PROBLEM DETAILS: The records that follow must be repeated verbatim, every one of them.

EXERCISE INPUTS:
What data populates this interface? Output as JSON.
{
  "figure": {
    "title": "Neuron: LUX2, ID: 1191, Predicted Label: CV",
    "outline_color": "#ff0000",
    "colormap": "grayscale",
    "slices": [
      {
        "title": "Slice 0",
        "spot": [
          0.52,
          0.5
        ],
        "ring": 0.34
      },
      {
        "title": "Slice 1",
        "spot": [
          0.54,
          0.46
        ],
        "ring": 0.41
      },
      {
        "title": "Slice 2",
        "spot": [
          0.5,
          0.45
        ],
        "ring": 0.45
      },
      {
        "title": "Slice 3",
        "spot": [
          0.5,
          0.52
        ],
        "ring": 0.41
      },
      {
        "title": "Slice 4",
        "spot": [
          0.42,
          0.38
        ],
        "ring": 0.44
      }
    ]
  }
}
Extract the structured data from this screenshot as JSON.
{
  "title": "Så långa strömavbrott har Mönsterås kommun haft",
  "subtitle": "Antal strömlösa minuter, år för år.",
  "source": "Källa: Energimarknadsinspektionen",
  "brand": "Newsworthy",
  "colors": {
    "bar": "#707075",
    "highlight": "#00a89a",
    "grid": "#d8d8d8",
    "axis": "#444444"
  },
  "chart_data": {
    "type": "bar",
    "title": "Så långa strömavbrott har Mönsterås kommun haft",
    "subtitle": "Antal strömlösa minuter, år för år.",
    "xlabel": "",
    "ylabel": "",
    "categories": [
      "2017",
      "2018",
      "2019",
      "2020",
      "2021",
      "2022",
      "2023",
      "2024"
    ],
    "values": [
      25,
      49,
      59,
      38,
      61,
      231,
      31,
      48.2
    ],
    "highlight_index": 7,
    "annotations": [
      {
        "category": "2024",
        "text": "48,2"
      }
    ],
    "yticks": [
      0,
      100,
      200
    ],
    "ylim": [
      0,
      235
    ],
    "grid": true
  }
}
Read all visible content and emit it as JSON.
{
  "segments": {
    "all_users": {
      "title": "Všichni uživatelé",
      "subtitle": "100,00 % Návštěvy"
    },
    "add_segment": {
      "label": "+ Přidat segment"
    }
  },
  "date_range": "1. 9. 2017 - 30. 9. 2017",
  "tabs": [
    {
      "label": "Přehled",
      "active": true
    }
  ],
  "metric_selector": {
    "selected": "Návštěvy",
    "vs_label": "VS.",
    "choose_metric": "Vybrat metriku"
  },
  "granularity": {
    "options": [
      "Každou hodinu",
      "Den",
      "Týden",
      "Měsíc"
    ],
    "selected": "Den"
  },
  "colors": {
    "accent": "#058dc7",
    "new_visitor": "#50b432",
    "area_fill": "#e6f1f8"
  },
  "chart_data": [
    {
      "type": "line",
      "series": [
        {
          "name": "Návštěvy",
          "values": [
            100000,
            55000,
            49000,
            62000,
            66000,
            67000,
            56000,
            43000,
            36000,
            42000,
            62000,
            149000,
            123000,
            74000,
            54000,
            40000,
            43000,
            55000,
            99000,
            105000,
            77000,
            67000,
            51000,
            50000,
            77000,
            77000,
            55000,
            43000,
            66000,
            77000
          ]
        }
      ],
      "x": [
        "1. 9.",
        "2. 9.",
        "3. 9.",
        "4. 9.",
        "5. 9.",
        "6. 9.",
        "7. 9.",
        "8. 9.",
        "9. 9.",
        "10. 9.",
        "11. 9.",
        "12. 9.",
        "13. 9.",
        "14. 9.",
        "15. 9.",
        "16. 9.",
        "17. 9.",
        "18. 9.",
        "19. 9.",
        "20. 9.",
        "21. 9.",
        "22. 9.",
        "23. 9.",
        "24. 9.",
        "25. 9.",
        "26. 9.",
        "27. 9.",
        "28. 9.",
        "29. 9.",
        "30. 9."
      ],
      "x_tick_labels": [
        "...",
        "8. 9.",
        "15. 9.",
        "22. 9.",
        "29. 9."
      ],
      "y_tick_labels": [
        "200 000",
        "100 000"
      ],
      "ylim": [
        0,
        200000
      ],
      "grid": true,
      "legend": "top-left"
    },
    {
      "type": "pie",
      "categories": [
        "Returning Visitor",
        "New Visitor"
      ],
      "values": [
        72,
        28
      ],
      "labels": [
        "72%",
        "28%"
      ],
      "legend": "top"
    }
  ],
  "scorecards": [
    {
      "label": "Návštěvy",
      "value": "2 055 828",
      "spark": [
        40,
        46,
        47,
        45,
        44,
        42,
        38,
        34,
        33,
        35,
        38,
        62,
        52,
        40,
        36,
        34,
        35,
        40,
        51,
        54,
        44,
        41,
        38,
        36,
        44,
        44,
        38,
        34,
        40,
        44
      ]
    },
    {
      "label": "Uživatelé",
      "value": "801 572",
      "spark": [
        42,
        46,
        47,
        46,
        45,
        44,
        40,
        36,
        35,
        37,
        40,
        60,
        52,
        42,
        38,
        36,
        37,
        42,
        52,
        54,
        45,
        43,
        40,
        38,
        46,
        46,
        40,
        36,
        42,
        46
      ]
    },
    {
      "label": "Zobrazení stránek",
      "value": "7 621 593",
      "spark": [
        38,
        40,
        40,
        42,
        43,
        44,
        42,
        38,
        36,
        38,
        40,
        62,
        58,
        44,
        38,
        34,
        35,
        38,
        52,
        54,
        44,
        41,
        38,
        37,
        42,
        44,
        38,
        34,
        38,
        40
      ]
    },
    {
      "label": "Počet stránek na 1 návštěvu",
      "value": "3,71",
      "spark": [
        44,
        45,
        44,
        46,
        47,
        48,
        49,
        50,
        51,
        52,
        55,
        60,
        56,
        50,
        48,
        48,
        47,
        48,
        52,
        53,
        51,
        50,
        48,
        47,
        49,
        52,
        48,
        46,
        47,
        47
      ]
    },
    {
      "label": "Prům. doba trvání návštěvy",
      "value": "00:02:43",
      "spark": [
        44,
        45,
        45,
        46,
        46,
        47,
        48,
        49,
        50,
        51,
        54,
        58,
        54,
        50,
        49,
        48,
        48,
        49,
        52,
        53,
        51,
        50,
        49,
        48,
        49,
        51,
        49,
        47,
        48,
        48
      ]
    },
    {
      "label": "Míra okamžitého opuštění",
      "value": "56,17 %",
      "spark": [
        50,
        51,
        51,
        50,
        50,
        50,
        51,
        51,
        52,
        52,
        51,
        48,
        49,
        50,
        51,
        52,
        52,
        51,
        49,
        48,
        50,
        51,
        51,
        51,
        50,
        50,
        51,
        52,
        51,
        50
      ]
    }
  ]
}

OUTPUT OF THE EXERCISE:
What data populates this interface? Output as JSON.
{
  "figure": {
    "title": "Neuron: LUX2, ID: 1191, Predicted Label: CV",
    "outline_color": "#ff0000",
    "colormap": "grayscale",
    "slices": [
      {
        "title": "Slice 0",
        "spot": [
          0.52,
          0.5
        ],
        "ring": 0.34
      },
      {
        "title": "Slice 1",
        "spot": [
          0.54,
          0.46
        ],
        "ring": 0.41
      },
      {
        "title": "Slice 2",
        "spot": [
          0.5,
          0.45
        ],
        "ring": 0.45
      },
      {
        "title": "Slice 3",
        "spot": [
          0.5,
          0.52
        ],
        "ring": 0.41
      },
      {
        "title": "Slice 4",
        "spot": [
          0.42,
          0.38
        ],
        "ring": 0.44
      }
    ]
  }
}
Extract the structured data from this screenshot as JSON.
{
  "title": "Så långa strömavbrott har Mönsterås kommun haft",
  "subtitle": "Antal strömlösa minuter, år för år.",
  "source": "Källa: Energimarknadsinspektionen",
  "brand": "Newsworthy",
  "colors": {
    "bar": "#707075",
    "highlight": "#00a89a",
    "grid": "#d8d8d8",
    "axis": "#444444"
  },
  "chart_data": {
    "type": "bar",
    "title": "Så långa strömavbrott har Mönsterås kommun haft",
    "subtitle": "Antal strömlösa minuter, år för år.",
    "xlabel": "",
    "ylabel": "",
    "categories": [
      "2017",
      "2018",
      "2019",
      "2020",
      "2021",
      "2022",
      "2023",
      "2024"
    ],
    "values": [
      25,
      49,
      59,
      38,
      61,
      231,
      31,
      48.2
    ],
    "highlight_index": 7,
    "annotations": [
      {
        "category": "2024",
        "text": "48,2"
      }
    ],
    "yticks": [
      0,
      100,
      200
    ],
    "ylim": [
      0,
      235
    ],
    "grid": true
  }
}
Read all visible content and emit it as JSON.
{
  "segments": {
    "all_users": {
      "title": "Všichni uživatelé",
      "subtitle": "100,00 % Návštěvy"
    },
    "add_segment": {
      "label": "+ Přidat segment"
    }
  },
  "date_range": "1. 9. 2017 - 30. 9. 2017",
  "tabs": [
    {
      "label": "Přehled",
      "active": true
    }
  ],
  "metric_selector": {
    "selected": "Návštěvy",
    "vs_label": "VS.",
    "choose_metric": "Vybrat metriku"
  },
  "granularity": {
    "options": [
      "Každou hodinu",
      "Den",
      "Týden",
      "Měsíc"
    ],
    "selected": "Den"
  },
  "colors": {
    "accent": "#058dc7",
    "new_visitor": "#50b432",
    "area_fill": "#e6f1f8"
  },
  "chart_data": [
    {
      "type": "line",
      "series": [
        {
          "name": "Návštěvy",
          "values": [
            100000,
            55000,
            49000,
            62000,
            66000,
            67000,
            56000,
            43000,
            36000,
            42000,
            62000,
            149000,
            123000,
            74000,
            54000,
            40000,
            43000,
            55000,
            99000,
            105000,
            77000,
            67000,
            51000,
            50000,
            77000,
            77000,
            55000,
            43000,
            66000,
            77000
          ]
        }
      ],
      "x": [
        "1. 9.",
        "2. 9.",
        "3. 9.",
        "4. 9.",
        "5. 9.",
        "6. 9.",
        "7. 9.",
        "8. 9.",
        "9. 9.",
        "10. 9.",
        "11. 9.",
        "12. 9.",
        "13. 9.",
        "14. 9.",
        "15. 9.",
        "16. 9.",
        "17. 9.",
        "18. 9.",
        "19. 9.",
        "20. 9.",
        "21. 9.",
        "22. 9.",
        "23. 9.",
        "24. 9.",
        "25. 9.",
        "26. 9.",
        "27. 9.",
        "28. 9.",
        "29. 9.",
        "30. 9."
      ],
      "x_tick_labels": [
        "...",
        "8. 9.",
        "15. 9.",
        "22. 9.",
        "29. 9."
      ],
      "y_tick_labels": [
        "200 000",
        "100 000"
      ],
      "ylim": [
        0,
        200000
      ],
      "grid": true,
      "legend": "top-left"
    },
    {
      "type": "pie",
      "categories": [
        "Returning Visitor",
        "New Visitor"
      ],
      "values": [
        72,
        28
      ],
      "labels": [
        "72%",
        "28%"
      ],
      "legend": "top"
    }
  ],
  "scorecards": [
    {
      "label": "Návštěvy",
      "value": "2 055 828",
      "spark": [
        40,
        46,
        47,
        45,
        44,
        42,
        38,
        34,
        33,
        35,
        38,
        62,
        52,
        40,
        36,
        34,
        35,
        40,
        51,
        54,
        44,
        41,
        38,
        36,
        44,
        44,
        38,
        34,
        40,
        44
      ]
    },
    {
      "label": "Uživatelé",
      "value": "801 572",
      "spark": [
        42,
        46,
        47,
        46,
        45,
        44,
        40,
        36,
        35,
        37,
        40,
        60,
        52,
        42,
        38,
        36,
        37,
        42,
        52,
        54,
        45,
        43,
        40,
        38,
        46,
        46,
        40,
        36,
        42,
        46
      ]
    },
    {
      "label": "Zobrazení stránek",
      "value": "7 621 593",
      "spark": [
        38,
        40,
        40,
        42,
        43,
        44,
        42,
        38,
        36,
        38,
        40,
        62,
        58,
        44,
        38,
        34,
        35,
        38,
        52,
        54,
        44,
        41,
        38,
        37,
        42,
        44,
        38,
        34,
        38,
        40
      ]
    },
    {
      "label": "Počet stránek na 1 návštěvu",
      "value": "3,71",
      "spark": [
        44,
        45,
        44,
        46,
        47,
        48,
        49,
        50,
        51,
        52,
        55,
        60,
        56,
        50,
        48,
        48,
        47,
        48,
        52,
        53,
        51,
        50,
        48,
        47,
        49,
        52,
        48,
        46,
        47,
        47
      ]
    },
    {
      "label": "Prům. doba trvání návštěvy",
      "value": "00:02:43",
      "spark": [
        44,
        45,
        45,
        46,
        46,
        47,
        48,
        49,
        50,
        51,
        54,
        58,
        54,
        50,
        49,
        48,
        48,
        49,
        52,
        53,
        51,
        50,
        49,
        48,
        49,
        51,
        49,
        47,
        48,
        48
      ]
    },
    {
      "label": "Míra okamžitého opuštění",
      "value": "56,17 %",
      "spark": [
        50,
        51,
        51,
        50,
        50,
        50,
        51,
        51,
        52,
        52,
        51,
        48,
        49,
        50,
        51,
        52,
        52,
        51,
        49,
        48,
        50,
        51,
        51,
        51,
        50,
        50,
        51,
        52,
        51,
        50
      ]
    }
  ]
}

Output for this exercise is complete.